Task to carry out:
Reproduce verbatim every line between the one containing "Extract all elements" and the one containing "bathroom-2-label: Bathroom 2: [261, 98, 357, 117]", both included, omitting the pictures.

The input:
########
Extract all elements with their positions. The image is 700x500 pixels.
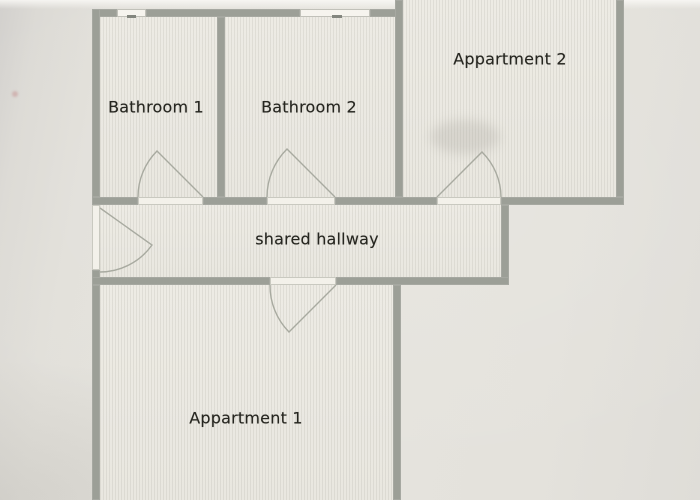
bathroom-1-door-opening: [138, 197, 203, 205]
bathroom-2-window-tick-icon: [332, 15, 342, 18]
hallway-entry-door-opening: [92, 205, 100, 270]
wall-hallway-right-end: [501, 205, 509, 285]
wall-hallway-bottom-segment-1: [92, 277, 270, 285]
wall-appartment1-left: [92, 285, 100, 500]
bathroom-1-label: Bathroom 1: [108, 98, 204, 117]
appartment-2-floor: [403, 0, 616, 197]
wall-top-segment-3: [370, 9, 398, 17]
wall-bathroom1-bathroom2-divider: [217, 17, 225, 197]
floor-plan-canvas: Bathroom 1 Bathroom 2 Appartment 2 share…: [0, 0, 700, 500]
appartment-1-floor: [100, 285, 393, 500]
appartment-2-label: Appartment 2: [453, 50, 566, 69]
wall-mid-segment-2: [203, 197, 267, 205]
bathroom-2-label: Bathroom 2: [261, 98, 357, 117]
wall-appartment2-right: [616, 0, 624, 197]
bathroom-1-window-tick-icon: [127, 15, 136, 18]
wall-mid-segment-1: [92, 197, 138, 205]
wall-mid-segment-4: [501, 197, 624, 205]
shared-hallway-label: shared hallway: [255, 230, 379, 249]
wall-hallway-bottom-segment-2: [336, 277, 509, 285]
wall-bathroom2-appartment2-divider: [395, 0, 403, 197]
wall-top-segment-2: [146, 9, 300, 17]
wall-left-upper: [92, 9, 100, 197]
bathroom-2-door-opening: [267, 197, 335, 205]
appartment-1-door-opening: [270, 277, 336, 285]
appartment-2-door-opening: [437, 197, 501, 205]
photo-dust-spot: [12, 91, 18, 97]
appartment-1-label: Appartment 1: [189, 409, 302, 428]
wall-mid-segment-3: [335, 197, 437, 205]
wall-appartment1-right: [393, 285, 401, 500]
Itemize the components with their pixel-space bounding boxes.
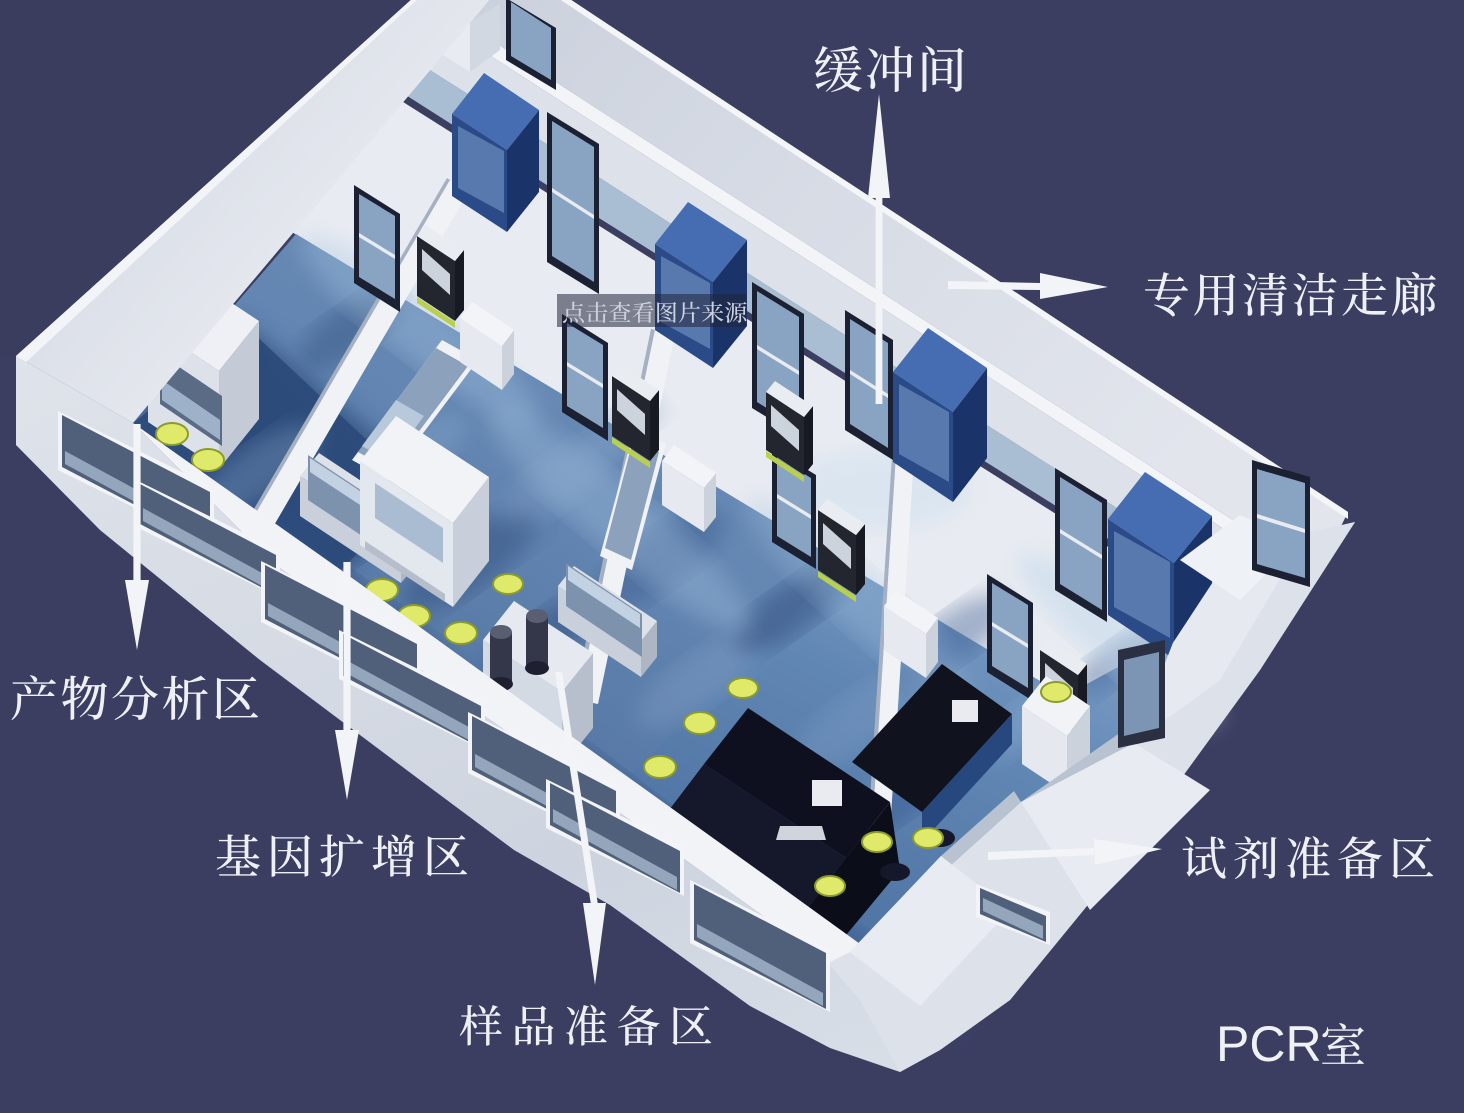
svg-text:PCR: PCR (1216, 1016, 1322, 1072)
########
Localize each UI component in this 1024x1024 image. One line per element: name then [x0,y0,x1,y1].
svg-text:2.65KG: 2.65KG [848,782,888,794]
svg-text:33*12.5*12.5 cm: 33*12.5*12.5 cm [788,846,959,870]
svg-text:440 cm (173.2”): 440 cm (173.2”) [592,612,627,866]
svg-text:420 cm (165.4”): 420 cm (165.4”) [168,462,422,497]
########
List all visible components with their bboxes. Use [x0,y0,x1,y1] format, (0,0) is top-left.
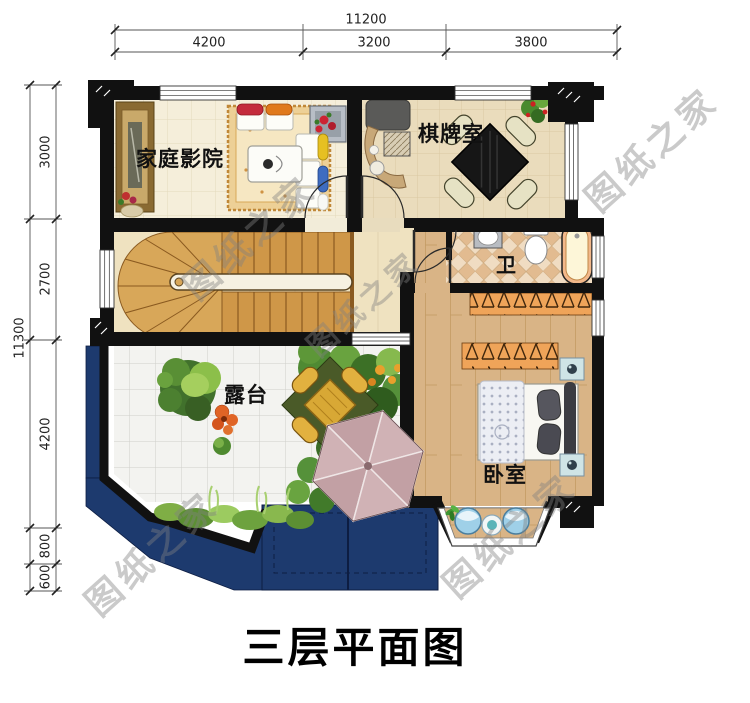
########
Complete answer:
Extract all elements with their positions. The image is 700x500 pixels.
bathroom-1-door-opening: [138, 197, 203, 205]
bathroom-2-window-tick-icon: [332, 15, 342, 18]
hallway-entry-door-opening: [92, 205, 100, 270]
wall-hallway-right-end: [501, 205, 509, 285]
wall-hallway-bottom-segment-1: [92, 277, 270, 285]
wall-appartment1-left: [92, 285, 100, 500]
bathroom-1-label: Bathroom 1: [108, 98, 204, 117]
appartment-2-floor: [403, 0, 616, 197]
wall-top-segment-3: [370, 9, 398, 17]
wall-bathroom1-bathroom2-divider: [217, 17, 225, 197]
floor-plan-canvas: Bathroom 1 Bathroom 2 Appartment 2 share…: [0, 0, 700, 500]
appartment-1-floor: [100, 285, 393, 500]
appartment-2-label: Appartment 2: [453, 50, 566, 69]
wall-mid-segment-2: [203, 197, 267, 205]
bathroom-2-label: Bathroom 2: [261, 98, 357, 117]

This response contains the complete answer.